* Stated problem
No images are to be carried over; print all other material exactly as it stands.

* Data lines
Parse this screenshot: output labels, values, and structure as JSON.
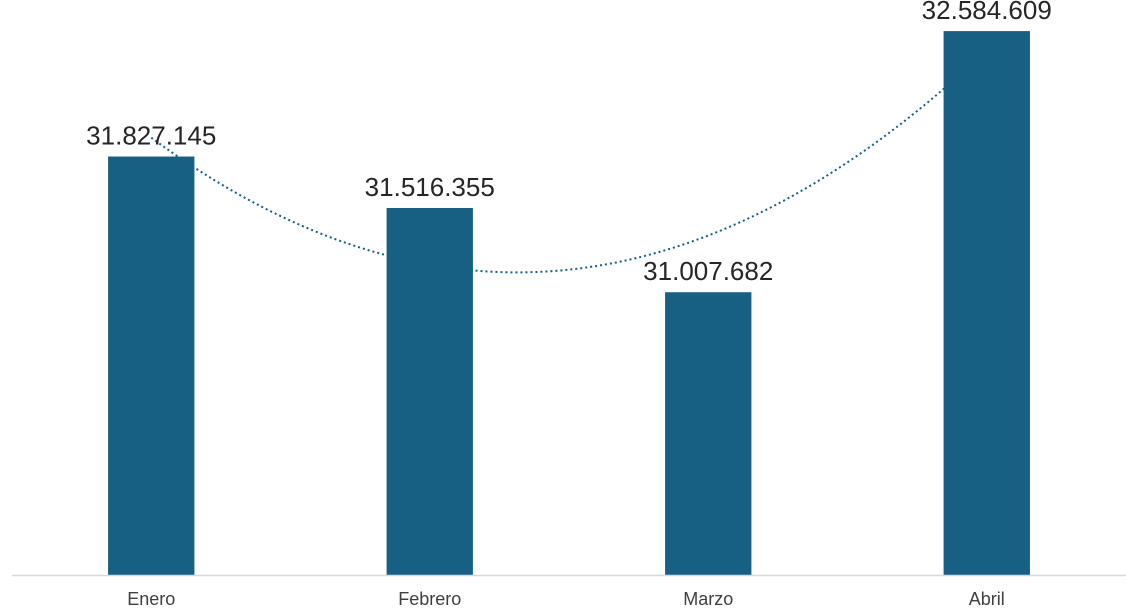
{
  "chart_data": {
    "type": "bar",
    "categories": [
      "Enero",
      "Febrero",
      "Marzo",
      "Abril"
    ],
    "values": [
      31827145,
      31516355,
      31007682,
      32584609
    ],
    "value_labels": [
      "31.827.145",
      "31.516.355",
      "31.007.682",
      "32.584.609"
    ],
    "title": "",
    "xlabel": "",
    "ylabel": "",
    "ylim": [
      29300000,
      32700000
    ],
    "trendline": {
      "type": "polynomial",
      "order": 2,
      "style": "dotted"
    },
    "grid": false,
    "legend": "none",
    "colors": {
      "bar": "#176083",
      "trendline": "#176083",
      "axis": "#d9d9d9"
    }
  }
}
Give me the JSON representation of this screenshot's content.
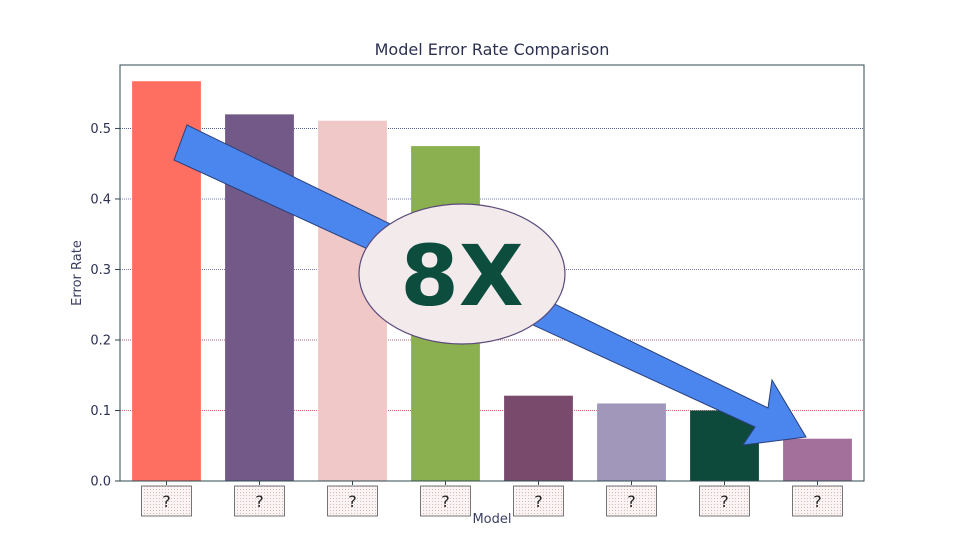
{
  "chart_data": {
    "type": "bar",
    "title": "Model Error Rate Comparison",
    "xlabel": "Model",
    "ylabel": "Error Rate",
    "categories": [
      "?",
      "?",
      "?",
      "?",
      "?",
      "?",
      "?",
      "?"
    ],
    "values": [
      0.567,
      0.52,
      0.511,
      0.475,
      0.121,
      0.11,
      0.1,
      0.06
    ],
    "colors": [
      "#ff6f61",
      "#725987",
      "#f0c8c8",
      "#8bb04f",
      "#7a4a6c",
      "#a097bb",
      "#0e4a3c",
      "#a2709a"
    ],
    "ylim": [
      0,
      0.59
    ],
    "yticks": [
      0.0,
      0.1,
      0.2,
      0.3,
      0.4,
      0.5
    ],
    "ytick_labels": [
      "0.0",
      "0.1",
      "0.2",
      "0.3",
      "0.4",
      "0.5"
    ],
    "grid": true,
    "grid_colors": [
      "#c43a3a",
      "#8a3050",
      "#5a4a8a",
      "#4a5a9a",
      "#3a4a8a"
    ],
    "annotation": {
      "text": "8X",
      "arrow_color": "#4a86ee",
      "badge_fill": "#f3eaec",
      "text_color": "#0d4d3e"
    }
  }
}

* Written answer
Parse this screenshot: output labels, values, and structure as JSON.
{
  "chart_data": {
    "type": "bar",
    "categories": [
      "Enero",
      "Febrero",
      "Marzo",
      "Abril"
    ],
    "values": [
      31827145,
      31516355,
      31007682,
      32584609
    ],
    "value_labels": [
      "31.827.145",
      "31.516.355",
      "31.007.682",
      "32.584.609"
    ],
    "title": "",
    "xlabel": "",
    "ylabel": "",
    "ylim": [
      29300000,
      32700000
    ],
    "trendline": {
      "type": "polynomial",
      "order": 2,
      "style": "dotted"
    },
    "grid": false,
    "legend": "none",
    "colors": {
      "bar": "#176083",
      "trendline": "#176083",
      "axis": "#d9d9d9"
    }
  }
}
Give me the JSON representation of this screenshot's content.
{
  "chart_data": {
    "type": "bar",
    "title": "Model Error Rate Comparison",
    "xlabel": "Model",
    "ylabel": "Error Rate",
    "categories": [
      "?",
      "?",
      "?",
      "?",
      "?",
      "?",
      "?",
      "?"
    ],
    "values": [
      0.567,
      0.52,
      0.511,
      0.475,
      0.121,
      0.11,
      0.1,
      0.06
    ],
    "colors": [
      "#ff6f61",
      "#725987",
      "#f0c8c8",
      "#8bb04f",
      "#7a4a6c",
      "#a097bb",
      "#0e4a3c",
      "#a2709a"
    ],
    "ylim": [
      0,
      0.59
    ],
    "yticks": [
      0.0,
      0.1,
      0.2,
      0.3,
      0.4,
      0.5
    ],
    "ytick_labels": [
      "0.0",
      "0.1",
      "0.2",
      "0.3",
      "0.4",
      "0.5"
    ],
    "grid": true,
    "grid_colors": [
      "#c43a3a",
      "#8a3050",
      "#5a4a8a",
      "#4a5a9a",
      "#3a4a8a"
    ],
    "annotation": {
      "text": "8X",
      "arrow_color": "#4a86ee",
      "badge_fill": "#f3eaec",
      "text_color": "#0d4d3e"
    }
  }
}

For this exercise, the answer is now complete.